PROBLEM TO SOLVE
Pull each line containing "инъекций" out of the data and copy it.

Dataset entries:

----------------------------------------

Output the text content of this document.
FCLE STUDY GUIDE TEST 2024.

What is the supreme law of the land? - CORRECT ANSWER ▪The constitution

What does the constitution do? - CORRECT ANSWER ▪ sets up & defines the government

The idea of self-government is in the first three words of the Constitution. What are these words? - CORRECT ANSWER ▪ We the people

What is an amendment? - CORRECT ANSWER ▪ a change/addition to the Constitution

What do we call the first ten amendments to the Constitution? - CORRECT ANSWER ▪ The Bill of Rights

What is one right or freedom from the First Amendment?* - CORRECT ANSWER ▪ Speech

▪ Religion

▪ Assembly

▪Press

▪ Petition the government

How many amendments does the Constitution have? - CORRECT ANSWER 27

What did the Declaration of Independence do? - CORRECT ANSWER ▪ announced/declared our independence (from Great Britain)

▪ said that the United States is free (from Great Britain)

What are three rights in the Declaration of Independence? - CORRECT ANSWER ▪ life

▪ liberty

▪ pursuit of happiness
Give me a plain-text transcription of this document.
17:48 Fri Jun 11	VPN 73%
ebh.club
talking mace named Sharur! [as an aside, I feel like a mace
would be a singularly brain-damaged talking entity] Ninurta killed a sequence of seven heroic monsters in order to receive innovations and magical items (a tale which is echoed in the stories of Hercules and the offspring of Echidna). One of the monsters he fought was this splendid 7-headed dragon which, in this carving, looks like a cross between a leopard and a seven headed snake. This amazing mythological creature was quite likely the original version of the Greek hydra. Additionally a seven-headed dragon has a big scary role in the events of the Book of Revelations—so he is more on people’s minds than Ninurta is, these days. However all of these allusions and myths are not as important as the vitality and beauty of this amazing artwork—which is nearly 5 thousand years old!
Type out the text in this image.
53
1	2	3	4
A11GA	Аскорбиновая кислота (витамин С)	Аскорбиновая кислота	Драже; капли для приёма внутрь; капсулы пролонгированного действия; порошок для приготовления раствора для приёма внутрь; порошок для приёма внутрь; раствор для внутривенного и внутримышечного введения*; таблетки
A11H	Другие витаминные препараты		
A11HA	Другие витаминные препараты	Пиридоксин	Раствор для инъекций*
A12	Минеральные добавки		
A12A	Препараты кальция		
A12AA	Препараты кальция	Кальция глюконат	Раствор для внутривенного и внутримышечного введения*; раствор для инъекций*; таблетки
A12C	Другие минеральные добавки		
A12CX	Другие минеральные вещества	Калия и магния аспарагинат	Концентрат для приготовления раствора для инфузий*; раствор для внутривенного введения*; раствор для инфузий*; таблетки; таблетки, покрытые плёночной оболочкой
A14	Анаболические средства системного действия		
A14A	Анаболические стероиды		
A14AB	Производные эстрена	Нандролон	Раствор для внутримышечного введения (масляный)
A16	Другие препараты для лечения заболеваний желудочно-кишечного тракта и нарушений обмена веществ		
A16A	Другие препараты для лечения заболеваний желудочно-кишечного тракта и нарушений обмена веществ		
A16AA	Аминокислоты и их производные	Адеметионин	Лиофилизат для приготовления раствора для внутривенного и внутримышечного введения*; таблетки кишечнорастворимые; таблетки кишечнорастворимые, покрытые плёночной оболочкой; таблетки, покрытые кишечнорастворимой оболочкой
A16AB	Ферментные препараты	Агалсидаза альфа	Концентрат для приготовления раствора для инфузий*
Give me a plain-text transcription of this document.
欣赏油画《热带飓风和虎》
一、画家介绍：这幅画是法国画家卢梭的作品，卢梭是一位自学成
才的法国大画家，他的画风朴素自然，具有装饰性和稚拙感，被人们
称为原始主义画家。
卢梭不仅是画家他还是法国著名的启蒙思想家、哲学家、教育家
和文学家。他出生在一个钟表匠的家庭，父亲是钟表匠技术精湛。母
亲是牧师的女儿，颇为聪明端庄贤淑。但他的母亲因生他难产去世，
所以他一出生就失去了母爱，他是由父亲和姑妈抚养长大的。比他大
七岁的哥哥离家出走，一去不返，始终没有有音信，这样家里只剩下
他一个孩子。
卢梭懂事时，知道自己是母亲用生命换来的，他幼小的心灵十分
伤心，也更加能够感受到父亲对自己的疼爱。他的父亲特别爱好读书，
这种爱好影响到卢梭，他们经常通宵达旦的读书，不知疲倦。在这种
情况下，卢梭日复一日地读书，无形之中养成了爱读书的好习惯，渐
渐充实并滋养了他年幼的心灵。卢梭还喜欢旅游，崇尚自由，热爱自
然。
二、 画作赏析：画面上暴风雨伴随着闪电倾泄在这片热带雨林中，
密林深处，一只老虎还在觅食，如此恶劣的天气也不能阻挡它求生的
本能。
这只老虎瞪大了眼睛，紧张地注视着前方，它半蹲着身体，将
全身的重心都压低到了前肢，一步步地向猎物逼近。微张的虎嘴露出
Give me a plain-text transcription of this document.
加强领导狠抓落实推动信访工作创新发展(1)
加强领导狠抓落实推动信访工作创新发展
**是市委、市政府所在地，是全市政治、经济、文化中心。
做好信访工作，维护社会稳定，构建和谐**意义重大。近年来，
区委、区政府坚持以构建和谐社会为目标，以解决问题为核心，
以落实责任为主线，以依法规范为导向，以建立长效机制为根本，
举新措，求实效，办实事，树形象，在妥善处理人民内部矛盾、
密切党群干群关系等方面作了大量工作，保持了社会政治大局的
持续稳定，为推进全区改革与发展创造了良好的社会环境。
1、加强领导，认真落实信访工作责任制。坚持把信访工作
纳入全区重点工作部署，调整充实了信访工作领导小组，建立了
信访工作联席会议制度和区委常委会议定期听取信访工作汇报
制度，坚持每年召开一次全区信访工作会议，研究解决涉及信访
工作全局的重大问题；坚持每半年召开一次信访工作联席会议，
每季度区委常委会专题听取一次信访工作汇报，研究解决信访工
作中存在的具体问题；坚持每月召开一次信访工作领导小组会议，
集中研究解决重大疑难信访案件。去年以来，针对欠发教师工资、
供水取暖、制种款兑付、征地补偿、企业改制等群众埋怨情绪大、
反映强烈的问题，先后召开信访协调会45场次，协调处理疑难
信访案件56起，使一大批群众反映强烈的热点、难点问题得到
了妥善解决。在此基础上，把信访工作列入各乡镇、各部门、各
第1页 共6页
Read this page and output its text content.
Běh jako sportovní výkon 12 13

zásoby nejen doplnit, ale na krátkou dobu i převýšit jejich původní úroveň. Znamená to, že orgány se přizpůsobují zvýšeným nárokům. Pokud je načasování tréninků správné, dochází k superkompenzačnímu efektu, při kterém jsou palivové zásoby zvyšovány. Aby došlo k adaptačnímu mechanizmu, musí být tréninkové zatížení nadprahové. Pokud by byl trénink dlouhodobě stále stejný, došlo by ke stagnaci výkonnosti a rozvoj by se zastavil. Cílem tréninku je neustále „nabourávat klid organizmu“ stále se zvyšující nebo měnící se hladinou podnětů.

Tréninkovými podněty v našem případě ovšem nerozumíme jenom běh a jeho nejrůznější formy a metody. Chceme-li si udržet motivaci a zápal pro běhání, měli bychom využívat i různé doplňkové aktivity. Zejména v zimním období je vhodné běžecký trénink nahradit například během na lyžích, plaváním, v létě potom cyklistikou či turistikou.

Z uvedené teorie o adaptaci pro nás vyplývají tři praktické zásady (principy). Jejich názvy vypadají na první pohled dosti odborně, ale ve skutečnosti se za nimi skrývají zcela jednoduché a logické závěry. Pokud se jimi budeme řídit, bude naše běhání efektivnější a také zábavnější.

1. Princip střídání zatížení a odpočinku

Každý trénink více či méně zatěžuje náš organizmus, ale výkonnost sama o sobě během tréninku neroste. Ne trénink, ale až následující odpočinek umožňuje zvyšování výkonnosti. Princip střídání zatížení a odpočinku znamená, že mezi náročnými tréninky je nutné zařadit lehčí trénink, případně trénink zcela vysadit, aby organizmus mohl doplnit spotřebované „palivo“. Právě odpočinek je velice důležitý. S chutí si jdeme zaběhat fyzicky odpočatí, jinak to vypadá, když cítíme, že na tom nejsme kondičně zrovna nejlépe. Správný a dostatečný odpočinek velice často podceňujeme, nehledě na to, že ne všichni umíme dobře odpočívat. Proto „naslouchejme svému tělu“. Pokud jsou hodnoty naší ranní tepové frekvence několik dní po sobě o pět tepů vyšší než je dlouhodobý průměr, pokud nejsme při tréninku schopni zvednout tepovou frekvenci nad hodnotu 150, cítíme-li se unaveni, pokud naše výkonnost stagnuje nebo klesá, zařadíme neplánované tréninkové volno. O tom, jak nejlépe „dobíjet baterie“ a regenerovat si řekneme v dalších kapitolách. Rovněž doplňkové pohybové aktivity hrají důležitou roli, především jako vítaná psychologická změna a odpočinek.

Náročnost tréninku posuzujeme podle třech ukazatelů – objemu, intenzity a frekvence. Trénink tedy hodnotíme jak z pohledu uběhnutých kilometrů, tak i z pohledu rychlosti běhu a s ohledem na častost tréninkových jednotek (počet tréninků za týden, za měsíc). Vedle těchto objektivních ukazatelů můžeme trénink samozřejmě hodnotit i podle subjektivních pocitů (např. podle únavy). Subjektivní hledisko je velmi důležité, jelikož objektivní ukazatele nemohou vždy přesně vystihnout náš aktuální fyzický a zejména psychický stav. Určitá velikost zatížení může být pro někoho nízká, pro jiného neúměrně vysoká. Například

----------------------------------------

FULL OUTPUT
A11HA	Другие витаминные препараты	Пиридоксин	Раствор для инъекций*
A12AA	Препараты кальция	Кальция глюконат	Раствор для внутривенного и внутримышечного введения*; раствор для инъекций*; таблетки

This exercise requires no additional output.